BEGIN MATERIAL TO PROCESS
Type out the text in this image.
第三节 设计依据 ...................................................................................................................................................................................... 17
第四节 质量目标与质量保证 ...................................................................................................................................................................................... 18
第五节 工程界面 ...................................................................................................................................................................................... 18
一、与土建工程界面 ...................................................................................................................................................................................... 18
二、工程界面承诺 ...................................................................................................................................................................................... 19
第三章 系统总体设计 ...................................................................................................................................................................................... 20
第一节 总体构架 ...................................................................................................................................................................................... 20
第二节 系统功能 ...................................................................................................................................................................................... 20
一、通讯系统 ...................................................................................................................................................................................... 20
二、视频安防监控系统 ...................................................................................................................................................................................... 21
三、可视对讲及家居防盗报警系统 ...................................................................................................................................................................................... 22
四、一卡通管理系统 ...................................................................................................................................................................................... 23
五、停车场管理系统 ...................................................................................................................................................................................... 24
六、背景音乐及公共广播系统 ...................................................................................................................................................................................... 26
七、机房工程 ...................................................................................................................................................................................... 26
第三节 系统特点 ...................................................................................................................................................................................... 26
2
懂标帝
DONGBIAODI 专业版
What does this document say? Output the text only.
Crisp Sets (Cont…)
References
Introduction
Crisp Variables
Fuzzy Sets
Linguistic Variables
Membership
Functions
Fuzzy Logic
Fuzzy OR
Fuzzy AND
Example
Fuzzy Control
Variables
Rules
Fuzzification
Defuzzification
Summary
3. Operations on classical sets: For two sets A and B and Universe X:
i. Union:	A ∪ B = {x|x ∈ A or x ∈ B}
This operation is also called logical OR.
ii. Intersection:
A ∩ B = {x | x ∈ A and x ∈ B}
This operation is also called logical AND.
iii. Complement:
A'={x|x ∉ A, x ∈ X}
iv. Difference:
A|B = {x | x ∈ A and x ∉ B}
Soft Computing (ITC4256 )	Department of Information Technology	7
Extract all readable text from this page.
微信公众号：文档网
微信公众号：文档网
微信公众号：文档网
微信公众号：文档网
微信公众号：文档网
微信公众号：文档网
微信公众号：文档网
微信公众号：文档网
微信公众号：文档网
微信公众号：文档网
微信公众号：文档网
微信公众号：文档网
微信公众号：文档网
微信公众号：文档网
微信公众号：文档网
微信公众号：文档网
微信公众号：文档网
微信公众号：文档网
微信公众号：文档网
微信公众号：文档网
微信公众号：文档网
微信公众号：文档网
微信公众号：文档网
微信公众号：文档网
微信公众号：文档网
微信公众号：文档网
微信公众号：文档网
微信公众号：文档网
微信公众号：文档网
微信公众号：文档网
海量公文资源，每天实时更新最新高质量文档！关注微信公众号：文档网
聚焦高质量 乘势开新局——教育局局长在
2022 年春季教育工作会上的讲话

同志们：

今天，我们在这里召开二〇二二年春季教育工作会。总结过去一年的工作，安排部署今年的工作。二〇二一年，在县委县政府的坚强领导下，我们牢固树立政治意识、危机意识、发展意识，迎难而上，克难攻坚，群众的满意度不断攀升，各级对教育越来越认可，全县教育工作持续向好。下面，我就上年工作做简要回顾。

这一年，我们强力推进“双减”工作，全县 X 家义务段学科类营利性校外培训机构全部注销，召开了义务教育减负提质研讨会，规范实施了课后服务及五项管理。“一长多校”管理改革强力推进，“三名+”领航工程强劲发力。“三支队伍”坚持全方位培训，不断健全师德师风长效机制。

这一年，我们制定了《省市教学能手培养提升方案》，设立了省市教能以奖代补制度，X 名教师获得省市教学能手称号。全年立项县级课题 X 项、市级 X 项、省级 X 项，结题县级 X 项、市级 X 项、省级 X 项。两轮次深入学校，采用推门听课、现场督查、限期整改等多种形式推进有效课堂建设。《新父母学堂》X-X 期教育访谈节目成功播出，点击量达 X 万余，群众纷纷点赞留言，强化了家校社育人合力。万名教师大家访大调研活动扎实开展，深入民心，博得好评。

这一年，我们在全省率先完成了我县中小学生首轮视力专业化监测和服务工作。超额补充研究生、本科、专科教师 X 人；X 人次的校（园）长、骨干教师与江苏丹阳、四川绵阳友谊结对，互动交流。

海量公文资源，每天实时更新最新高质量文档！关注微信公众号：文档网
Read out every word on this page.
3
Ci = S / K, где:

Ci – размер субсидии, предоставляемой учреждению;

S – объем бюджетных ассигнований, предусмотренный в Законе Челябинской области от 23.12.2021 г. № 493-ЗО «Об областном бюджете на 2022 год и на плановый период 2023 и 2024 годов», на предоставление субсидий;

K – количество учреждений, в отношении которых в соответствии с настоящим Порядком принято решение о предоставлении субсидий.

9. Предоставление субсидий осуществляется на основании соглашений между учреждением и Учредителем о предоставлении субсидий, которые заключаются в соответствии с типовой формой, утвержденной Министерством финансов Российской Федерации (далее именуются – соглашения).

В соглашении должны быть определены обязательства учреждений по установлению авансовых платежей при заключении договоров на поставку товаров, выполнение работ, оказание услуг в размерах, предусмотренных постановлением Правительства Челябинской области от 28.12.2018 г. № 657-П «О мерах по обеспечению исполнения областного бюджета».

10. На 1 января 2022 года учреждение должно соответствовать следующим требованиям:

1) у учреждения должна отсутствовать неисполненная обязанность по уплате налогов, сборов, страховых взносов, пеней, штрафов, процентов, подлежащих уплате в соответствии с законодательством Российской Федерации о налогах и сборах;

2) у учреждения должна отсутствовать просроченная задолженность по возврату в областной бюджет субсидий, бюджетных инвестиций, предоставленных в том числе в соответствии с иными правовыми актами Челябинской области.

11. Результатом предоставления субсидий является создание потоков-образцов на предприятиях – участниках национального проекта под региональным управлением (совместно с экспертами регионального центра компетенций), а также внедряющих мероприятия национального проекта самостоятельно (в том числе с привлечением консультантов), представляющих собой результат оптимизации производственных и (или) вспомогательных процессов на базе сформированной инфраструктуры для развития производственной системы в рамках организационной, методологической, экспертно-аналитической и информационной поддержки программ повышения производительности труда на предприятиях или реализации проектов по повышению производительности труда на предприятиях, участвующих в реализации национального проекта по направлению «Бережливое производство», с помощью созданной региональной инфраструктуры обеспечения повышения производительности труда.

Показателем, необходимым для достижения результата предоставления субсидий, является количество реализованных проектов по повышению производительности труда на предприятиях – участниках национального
END MATERIAL TO PROCESS
* [OBJECTIVE] In the listing, find every line containing the word "бюджетных" and list it.

* [TASK RESPONSE]
S – объем бюджетных ассигнований, предусмотренный в Законе Челябинской области от 23.12.2021 г. № 493-ЗО «Об областном бюджете на 2022 год и на плановый период 2023 и 2024 годов», на предоставление субсидий;
2) у учреждения должна отсутствовать просроченная задолженность по возврату в областной бюджет субсидий, бюджетных инвестиций, предоставленных в том числе в соответствии с иными правовыми актами Челябинской области.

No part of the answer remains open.